(Structured figure records)
###

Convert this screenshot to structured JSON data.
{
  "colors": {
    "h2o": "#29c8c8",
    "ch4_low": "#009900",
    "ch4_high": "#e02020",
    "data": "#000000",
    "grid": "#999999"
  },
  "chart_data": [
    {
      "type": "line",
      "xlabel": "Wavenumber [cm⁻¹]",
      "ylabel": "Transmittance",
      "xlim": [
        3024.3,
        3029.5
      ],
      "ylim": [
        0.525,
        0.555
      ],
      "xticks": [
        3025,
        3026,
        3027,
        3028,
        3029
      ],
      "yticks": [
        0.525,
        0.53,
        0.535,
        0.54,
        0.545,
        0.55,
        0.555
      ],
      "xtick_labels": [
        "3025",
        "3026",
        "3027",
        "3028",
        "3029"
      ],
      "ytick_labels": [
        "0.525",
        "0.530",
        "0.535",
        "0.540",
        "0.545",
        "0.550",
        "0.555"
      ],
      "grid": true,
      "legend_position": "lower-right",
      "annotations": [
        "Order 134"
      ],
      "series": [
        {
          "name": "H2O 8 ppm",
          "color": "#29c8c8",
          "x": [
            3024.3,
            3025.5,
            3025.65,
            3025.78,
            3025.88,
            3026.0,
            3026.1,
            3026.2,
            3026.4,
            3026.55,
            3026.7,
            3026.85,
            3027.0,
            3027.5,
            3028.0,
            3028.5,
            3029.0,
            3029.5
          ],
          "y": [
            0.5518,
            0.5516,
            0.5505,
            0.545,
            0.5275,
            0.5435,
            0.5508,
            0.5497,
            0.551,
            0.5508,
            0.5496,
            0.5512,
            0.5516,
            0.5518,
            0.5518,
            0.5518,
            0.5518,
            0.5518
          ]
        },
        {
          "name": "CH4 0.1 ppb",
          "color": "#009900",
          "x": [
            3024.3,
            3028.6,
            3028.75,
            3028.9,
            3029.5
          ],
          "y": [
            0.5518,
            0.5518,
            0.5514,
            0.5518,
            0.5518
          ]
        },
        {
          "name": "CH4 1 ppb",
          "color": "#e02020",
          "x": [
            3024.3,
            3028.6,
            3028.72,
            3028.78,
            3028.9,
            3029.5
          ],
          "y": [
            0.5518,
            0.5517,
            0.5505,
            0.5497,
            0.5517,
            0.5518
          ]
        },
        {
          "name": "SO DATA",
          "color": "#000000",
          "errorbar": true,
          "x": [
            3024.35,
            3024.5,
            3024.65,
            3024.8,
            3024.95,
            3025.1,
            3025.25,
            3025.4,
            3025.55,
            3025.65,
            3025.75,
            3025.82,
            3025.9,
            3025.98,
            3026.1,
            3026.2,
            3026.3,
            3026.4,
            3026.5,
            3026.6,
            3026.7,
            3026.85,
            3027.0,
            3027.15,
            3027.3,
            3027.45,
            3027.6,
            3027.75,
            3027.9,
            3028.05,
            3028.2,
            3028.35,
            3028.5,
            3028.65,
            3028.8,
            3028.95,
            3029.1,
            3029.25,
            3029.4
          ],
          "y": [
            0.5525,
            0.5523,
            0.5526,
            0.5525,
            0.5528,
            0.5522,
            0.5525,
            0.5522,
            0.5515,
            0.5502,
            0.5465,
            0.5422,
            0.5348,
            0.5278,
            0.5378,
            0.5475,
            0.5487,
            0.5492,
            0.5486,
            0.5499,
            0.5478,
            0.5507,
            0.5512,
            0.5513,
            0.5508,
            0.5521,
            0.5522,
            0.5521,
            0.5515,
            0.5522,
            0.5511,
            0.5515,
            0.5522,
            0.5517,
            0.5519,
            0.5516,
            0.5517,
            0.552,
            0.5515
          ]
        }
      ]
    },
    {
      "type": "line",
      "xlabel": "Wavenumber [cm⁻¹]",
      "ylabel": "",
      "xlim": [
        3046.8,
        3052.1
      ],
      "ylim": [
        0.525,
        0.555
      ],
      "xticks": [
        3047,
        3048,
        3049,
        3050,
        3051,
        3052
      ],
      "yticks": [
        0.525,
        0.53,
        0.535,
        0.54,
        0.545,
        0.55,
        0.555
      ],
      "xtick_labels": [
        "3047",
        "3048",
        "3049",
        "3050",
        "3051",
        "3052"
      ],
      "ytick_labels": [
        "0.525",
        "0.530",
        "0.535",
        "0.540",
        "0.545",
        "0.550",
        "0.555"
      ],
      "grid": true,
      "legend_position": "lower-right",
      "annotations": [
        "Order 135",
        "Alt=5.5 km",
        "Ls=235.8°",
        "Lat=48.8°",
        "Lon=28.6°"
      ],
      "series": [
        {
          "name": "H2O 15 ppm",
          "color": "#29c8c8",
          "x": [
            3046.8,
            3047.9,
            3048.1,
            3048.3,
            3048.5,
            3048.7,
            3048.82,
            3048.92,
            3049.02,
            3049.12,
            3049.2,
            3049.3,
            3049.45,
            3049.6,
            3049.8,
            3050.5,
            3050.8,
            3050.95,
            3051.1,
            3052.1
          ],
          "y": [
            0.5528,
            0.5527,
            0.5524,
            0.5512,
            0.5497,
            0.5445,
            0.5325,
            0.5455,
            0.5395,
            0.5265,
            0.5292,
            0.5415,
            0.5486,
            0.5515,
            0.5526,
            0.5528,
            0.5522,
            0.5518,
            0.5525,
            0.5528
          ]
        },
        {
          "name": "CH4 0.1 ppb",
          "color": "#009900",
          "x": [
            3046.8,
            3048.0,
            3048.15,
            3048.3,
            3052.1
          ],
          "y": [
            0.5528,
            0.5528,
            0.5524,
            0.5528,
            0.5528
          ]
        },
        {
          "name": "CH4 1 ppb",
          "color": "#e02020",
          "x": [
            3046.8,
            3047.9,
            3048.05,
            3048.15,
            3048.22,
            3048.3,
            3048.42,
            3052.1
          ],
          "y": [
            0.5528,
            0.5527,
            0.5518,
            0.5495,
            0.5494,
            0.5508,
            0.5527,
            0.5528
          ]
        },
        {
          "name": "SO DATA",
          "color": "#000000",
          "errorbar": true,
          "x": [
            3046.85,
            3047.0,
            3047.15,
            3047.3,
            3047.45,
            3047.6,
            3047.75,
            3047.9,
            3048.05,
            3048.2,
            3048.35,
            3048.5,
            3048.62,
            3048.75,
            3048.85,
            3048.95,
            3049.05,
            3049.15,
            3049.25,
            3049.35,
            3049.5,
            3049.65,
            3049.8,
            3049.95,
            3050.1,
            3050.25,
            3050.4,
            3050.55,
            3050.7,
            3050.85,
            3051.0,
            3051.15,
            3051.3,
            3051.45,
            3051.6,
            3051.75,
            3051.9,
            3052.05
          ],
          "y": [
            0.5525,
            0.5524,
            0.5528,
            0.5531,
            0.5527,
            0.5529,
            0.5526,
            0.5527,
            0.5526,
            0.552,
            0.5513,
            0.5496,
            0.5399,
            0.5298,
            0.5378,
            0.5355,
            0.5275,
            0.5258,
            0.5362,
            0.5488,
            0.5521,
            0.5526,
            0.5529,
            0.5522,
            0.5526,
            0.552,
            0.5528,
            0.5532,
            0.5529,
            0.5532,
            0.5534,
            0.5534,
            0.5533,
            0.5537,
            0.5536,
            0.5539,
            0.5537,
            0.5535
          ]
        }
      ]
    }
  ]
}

###

:: Given request ::
Every entry should be output exactly as written, please.

:: Worked solution ::
Convert this screenshot to structured JSON data.
{
  "colors": {
    "h2o": "#29c8c8",
    "ch4_low": "#009900",
    "ch4_high": "#e02020",
    "data": "#000000",
    "grid": "#999999"
  },
  "chart_data": [
    {
      "type": "line",
      "xlabel": "Wavenumber [cm⁻¹]",
      "ylabel": "Transmittance",
      "xlim": [
        3024.3,
        3029.5
      ],
      "ylim": [
        0.525,
        0.555
      ],
      "xticks": [
        3025,
        3026,
        3027,
        3028,
        3029
      ],
      "yticks": [
        0.525,
        0.53,
        0.535,
        0.54,
        0.545,
        0.55,
        0.555
      ],
      "xtick_labels": [
        "3025",
        "3026",
        "3027",
        "3028",
        "3029"
      ],
      "ytick_labels": [
        "0.525",
        "0.530",
        "0.535",
        "0.540",
        "0.545",
        "0.550",
        "0.555"
      ],
      "grid": true,
      "legend_position": "lower-right",
      "annotations": [
        "Order 134"
      ],
      "series": [
        {
          "name": "H2O 8 ppm",
          "color": "#29c8c8",
          "x": [
            3024.3,
            3025.5,
            3025.65,
            3025.78,
            3025.88,
            3026.0,
            3026.1,
            3026.2,
            3026.4,
            3026.55,
            3026.7,
            3026.85,
            3027.0,
            3027.5,
            3028.0,
            3028.5,
            3029.0,
            3029.5
          ],
          "y": [
            0.5518,
            0.5516,
            0.5505,
            0.545,
            0.5275,
            0.5435,
            0.5508,
            0.5497,
            0.551,
            0.5508,
            0.5496,
            0.5512,
            0.5516,
            0.5518,
            0.5518,
            0.5518,
            0.5518,
            0.5518
          ]
        },
        {
          "name": "CH4 0.1 ppb",
          "color": "#009900",
          "x": [
            3024.3,
            3028.6,
            3028.75,
            3028.9,
            3029.5
          ],
          "y": [
            0.5518,
            0.5518,
            0.5514,
            0.5518,
            0.5518
          ]
        },
        {
          "name": "CH4 1 ppb",
          "color": "#e02020",
          "x": [
            3024.3,
            3028.6,
            3028.72,
            3028.78,
            3028.9,
            3029.5
          ],
          "y": [
            0.5518,
            0.5517,
            0.5505,
            0.5497,
            0.5517,
            0.5518
          ]
        },
        {
          "name": "SO DATA",
          "color": "#000000",
          "errorbar": true,
          "x": [
            3024.35,
            3024.5,
            3024.65,
            3024.8,
            3024.95,
            3025.1,
            3025.25,
            3025.4,
            3025.55,
            3025.65,
            3025.75,
            3025.82,
            3025.9,
            3025.98,
            3026.1,
            3026.2,
            3026.3,
            3026.4,
            3026.5,
            3026.6,
            3026.7,
            3026.85,
            3027.0,
            3027.15,
            3027.3,
            3027.45,
            3027.6,
            3027.75,
            3027.9,
            3028.05,
            3028.2,
            3028.35,
            3028.5,
            3028.65,
            3028.8,
            3028.95,
            3029.1,
            3029.25,
            3029.4
          ],
          "y": [
            0.5525,
            0.5523,
            0.5526,
            0.5525,
            0.5528,
            0.5522,
            0.5525,
            0.5522,
            0.5515,
            0.5502,
            0.5465,
            0.5422,
            0.5348,
            0.5278,
            0.5378,
            0.5475,
            0.5487,
            0.5492,
            0.5486,
            0.5499,
            0.5478,
            0.5507,
            0.5512,
            0.5513,
            0.5508,
            0.5521,
            0.5522,
            0.5521,
            0.5515,
            0.5522,
            0.5511,
            0.5515,
            0.5522,
            0.5517,
            0.5519,
            0.5516,
            0.5517,
            0.552,
            0.5515
          ]
        }
      ]
    },
    {
      "type": "line",
      "xlabel": "Wavenumber [cm⁻¹]",
      "ylabel": "",
      "xlim": [
        3046.8,
        3052.1
      ],
      "ylim": [
        0.525,
        0.555
      ],
      "xticks": [
        3047,
        3048,
        3049,
        3050,
        3051,
        3052
      ],
      "yticks": [
        0.525,
        0.53,
        0.535,
        0.54,
        0.545,
        0.55,
        0.555
      ],
      "xtick_labels": [
        "3047",
        "3048",
        "3049",
        "3050",
        "3051",
        "3052"
      ],
      "ytick_labels": [
        "0.525",
        "0.530",
        "0.535",
        "0.540",
        "0.545",
        "0.550",
        "0.555"
      ],
      "grid": true,
      "legend_position": "lower-right",
      "annotations": [
        "Order 135",
        "Alt=5.5 km",
        "Ls=235.8°",
        "Lat=48.8°",
        "Lon=28.6°"
      ],
      "series": [
        {
          "name": "H2O 15 ppm",
          "color": "#29c8c8",
          "x": [
            3046.8,
            3047.9,
            3048.1,
            3048.3,
            3048.5,
            3048.7,
            3048.82,
            3048.92,
            3049.02,
            3049.12,
            3049.2,
            3049.3,
            3049.45,
            3049.6,
            3049.8,
            3050.5,
            3050.8,
            3050.95,
            3051.1,
            3052.1
          ],
          "y": [
            0.5528,
            0.5527,
            0.5524,
            0.5512,
            0.5497,
            0.5445,
            0.5325,
            0.5455,
            0.5395,
            0.5265,
            0.5292,
            0.5415,
            0.5486,
            0.5515,
            0.5526,
            0.5528,
            0.5522,
            0.5518,
            0.5525,
            0.5528
          ]
        },
        {
          "name": "CH4 0.1 ppb",
          "color": "#009900",
          "x": [
            3046.8,
            3048.0,
            3048.15,
            3048.3,
            3052.1
          ],
          "y": [
            0.5528,
            0.5528,
            0.5524,
            0.5528,
            0.5528
          ]
        },
        {
          "name": "CH4 1 ppb",
          "color": "#e02020",
          "x": [
            3046.8,
            3047.9,
            3048.05,
            3048.15,
            3048.22,
            3048.3,
            3048.42,
            3052.1
          ],
          "y": [
            0.5528,
            0.5527,
            0.5518,
            0.5495,
            0.5494,
            0.5508,
            0.5527,
            0.5528
          ]
        },
        {
          "name": "SO DATA",
          "color": "#000000",
          "errorbar": true,
          "x": [
            3046.85,
            3047.0,
            3047.15,
            3047.3,
            3047.45,
            3047.6,
            3047.75,
            3047.9,
            3048.05,
            3048.2,
            3048.35,
            3048.5,
            3048.62,
            3048.75,
            3048.85,
            3048.95,
            3049.05,
            3049.15,
            3049.25,
            3049.35,
            3049.5,
            3049.65,
            3049.8,
            3049.95,
            3050.1,
            3050.25,
            3050.4,
            3050.55,
            3050.7,
            3050.85,
            3051.0,
            3051.15,
            3051.3,
            3051.45,
            3051.6,
            3051.75,
            3051.9,
            3052.05
          ],
          "y": [
            0.5525,
            0.5524,
            0.5528,
            0.5531,
            0.5527,
            0.5529,
            0.5526,
            0.5527,
            0.5526,
            0.552,
            0.5513,
            0.5496,
            0.5399,
            0.5298,
            0.5378,
            0.5355,
            0.5275,
            0.5258,
            0.5362,
            0.5488,
            0.5521,
            0.5526,
            0.5529,
            0.5522,
            0.5526,
            0.552,
            0.5528,
            0.5532,
            0.5529,
            0.5532,
            0.5534,
            0.5534,
            0.5533,
            0.5537,
            0.5536,
            0.5539,
            0.5537,
            0.5535
          ]
        }
      ]
    }
  ]
}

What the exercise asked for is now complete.